(Dataset rows about figures)
━━━━━━━━
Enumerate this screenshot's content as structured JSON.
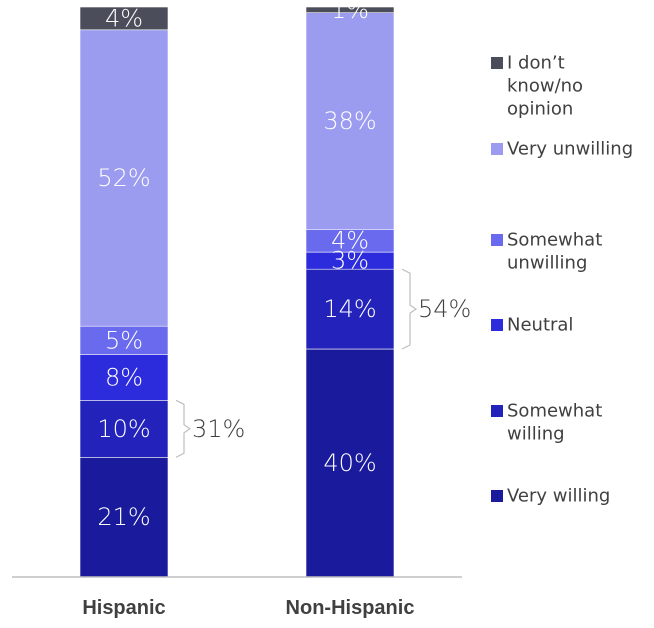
{
  "chart_data": {
    "type": "bar",
    "stacked": true,
    "categories": [
      "Hispanic",
      "Non-Hispanic"
    ],
    "series": [
      {
        "name": "Very willing",
        "color": "#1a1a9c",
        "values": [
          21,
          40
        ],
        "labels": [
          "21%",
          "40%"
        ]
      },
      {
        "name": "Somewhat willing",
        "color": "#2323bb",
        "values": [
          10,
          14
        ],
        "labels": [
          "10%",
          "14%"
        ]
      },
      {
        "name": "Neutral",
        "color": "#2c2cdd",
        "values": [
          8,
          3
        ],
        "labels": [
          "8%",
          "3%"
        ]
      },
      {
        "name": "Somewhat unwilling",
        "color": "#6a6aee",
        "values": [
          5,
          4
        ],
        "labels": [
          "5%",
          "4%"
        ]
      },
      {
        "name": "Very unwilling",
        "color": "#9b9bf0",
        "values": [
          52,
          38
        ],
        "labels": [
          "52%",
          "38%"
        ]
      },
      {
        "name": "I don’t know/no opinion",
        "color": "#4b4d5a",
        "values": [
          4,
          1
        ],
        "labels": [
          "4%",
          "1%"
        ]
      }
    ],
    "brackets": [
      {
        "category": "Hispanic",
        "label": "31%",
        "value": 31
      },
      {
        "category": "Non-Hispanic",
        "label": "54%",
        "value": 54
      }
    ],
    "legend": {
      "position": "right",
      "entries": [
        {
          "lines": [
            "I don’t",
            "know/no",
            "opinion"
          ],
          "color": "#4b4d5a"
        },
        {
          "lines": [
            "Very unwilling"
          ],
          "color": "#9b9bf0"
        },
        {
          "lines": [
            "Somewhat",
            "unwilling"
          ],
          "color": "#6a6aee"
        },
        {
          "lines": [
            "Neutral"
          ],
          "color": "#2c2cdd"
        },
        {
          "lines": [
            "Somewhat",
            "willing"
          ],
          "color": "#2323bb"
        },
        {
          "lines": [
            "Very willing"
          ],
          "color": "#1a1a9c"
        }
      ]
    },
    "grid": false
  }
}
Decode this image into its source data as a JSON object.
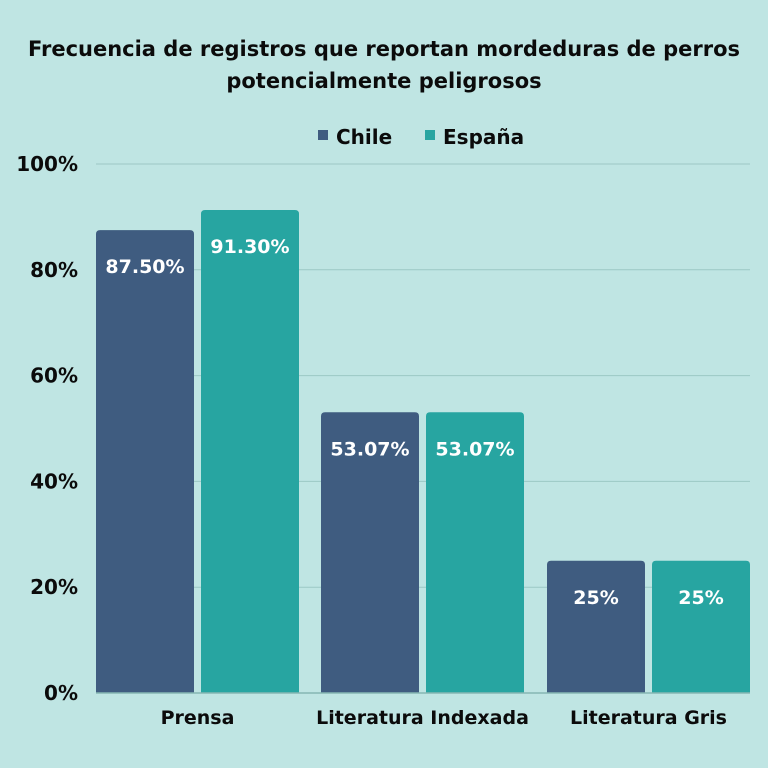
{
  "chart_data": {
    "type": "bar",
    "title_lines": [
      "Frecuencia de registros que reportan mordeduras de perros",
      "potencialmente peligrosos"
    ],
    "categories": [
      "Prensa",
      "Literatura Indexada",
      "Literatura Gris"
    ],
    "series": [
      {
        "name": "Chile",
        "values": [
          87.5,
          53.07,
          25
        ],
        "labels": [
          "87.50%",
          "53.07%",
          "25%"
        ],
        "color": "#3f5c80"
      },
      {
        "name": "España",
        "values": [
          91.3,
          53.07,
          25
        ],
        "labels": [
          "91.30%",
          "53.07%",
          "25%"
        ],
        "color": "#27a5a1"
      }
    ],
    "ylim": [
      0,
      100
    ],
    "yticks": [
      0,
      20,
      40,
      60,
      80,
      100
    ],
    "ytick_labels": [
      "0%",
      "20%",
      "40%",
      "60%",
      "80%",
      "100%"
    ],
    "grid": true,
    "legend_position": "top-center",
    "colors": {
      "background": "#bfe5e3",
      "grid": "#9cc8c5"
    }
  }
}
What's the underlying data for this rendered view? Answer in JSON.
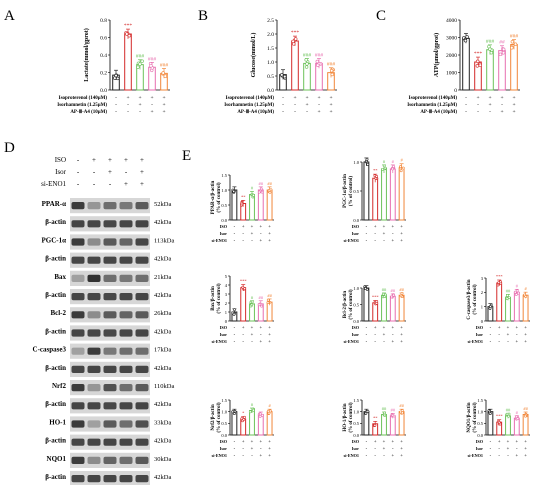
━━━━━━━━
Reproduce the data verbatim. Do not carry any picture into the copy.

Enumerate this screenshot's content as structured JSON.
{
  "chart_data": {
    "type": "bar",
    "stacked": true,
    "categories": [
      "Hispanic",
      "Non-Hispanic"
    ],
    "series": [
      {
        "name": "Very willing",
        "color": "#1a1a9c",
        "values": [
          21,
          40
        ],
        "labels": [
          "21%",
          "40%"
        ]
      },
      {
        "name": "Somewhat willing",
        "color": "#2323bb",
        "values": [
          10,
          14
        ],
        "labels": [
          "10%",
          "14%"
        ]
      },
      {
        "name": "Neutral",
        "color": "#2c2cdd",
        "values": [
          8,
          3
        ],
        "labels": [
          "8%",
          "3%"
        ]
      },
      {
        "name": "Somewhat unwilling",
        "color": "#6a6aee",
        "values": [
          5,
          4
        ],
        "labels": [
          "5%",
          "4%"
        ]
      },
      {
        "name": "Very unwilling",
        "color": "#9b9bf0",
        "values": [
          52,
          38
        ],
        "labels": [
          "52%",
          "38%"
        ]
      },
      {
        "name": "I don’t know/no opinion",
        "color": "#4b4d5a",
        "values": [
          4,
          1
        ],
        "labels": [
          "4%",
          "1%"
        ]
      }
    ],
    "brackets": [
      {
        "category": "Hispanic",
        "label": "31%",
        "value": 31
      },
      {
        "category": "Non-Hispanic",
        "label": "54%",
        "value": 54
      }
    ],
    "legend": {
      "position": "right",
      "entries": [
        {
          "lines": [
            "I don’t",
            "know/no",
            "opinion"
          ],
          "color": "#4b4d5a"
        },
        {
          "lines": [
            "Very unwilling"
          ],
          "color": "#9b9bf0"
        },
        {
          "lines": [
            "Somewhat",
            "unwilling"
          ],
          "color": "#6a6aee"
        },
        {
          "lines": [
            "Neutral"
          ],
          "color": "#2c2cdd"
        },
        {
          "lines": [
            "Somewhat",
            "willing"
          ],
          "color": "#2323bb"
        },
        {
          "lines": [
            "Very willing"
          ],
          "color": "#1a1a9c"
        }
      ]
    },
    "grid": false
  }
}
Decode this image into its source data as a JSON object.
{
  "chart_data": {
    "type": "bar",
    "title_lines": [
      "Frecuencia de registros que reportan mordeduras de perros",
      "potencialmente peligrosos"
    ],
    "categories": [
      "Prensa",
      "Literatura Indexada",
      "Literatura Gris"
    ],
    "series": [
      {
        "name": "Chile",
        "values": [
          87.5,
          53.07,
          25
        ],
        "labels": [
          "87.50%",
          "53.07%",
          "25%"
        ],
        "color": "#3f5c80"
      },
      {
        "name": "España",
        "values": [
          91.3,
          53.07,
          25
        ],
        "labels": [
          "91.30%",
          "53.07%",
          "25%"
        ],
        "color": "#27a5a1"
      }
    ],
    "ylim": [
      0,
      100
    ],
    "yticks": [
      0,
      20,
      40,
      60,
      80,
      100
    ],
    "ytick_labels": [
      "0%",
      "20%",
      "40%",
      "60%",
      "80%",
      "100%"
    ],
    "grid": true,
    "legend_position": "top-center",
    "colors": {
      "background": "#bfe5e3",
      "grid": "#9cc8c5"
    }
  }
}
What's the underlying data for this rendered view? Answer in JSON.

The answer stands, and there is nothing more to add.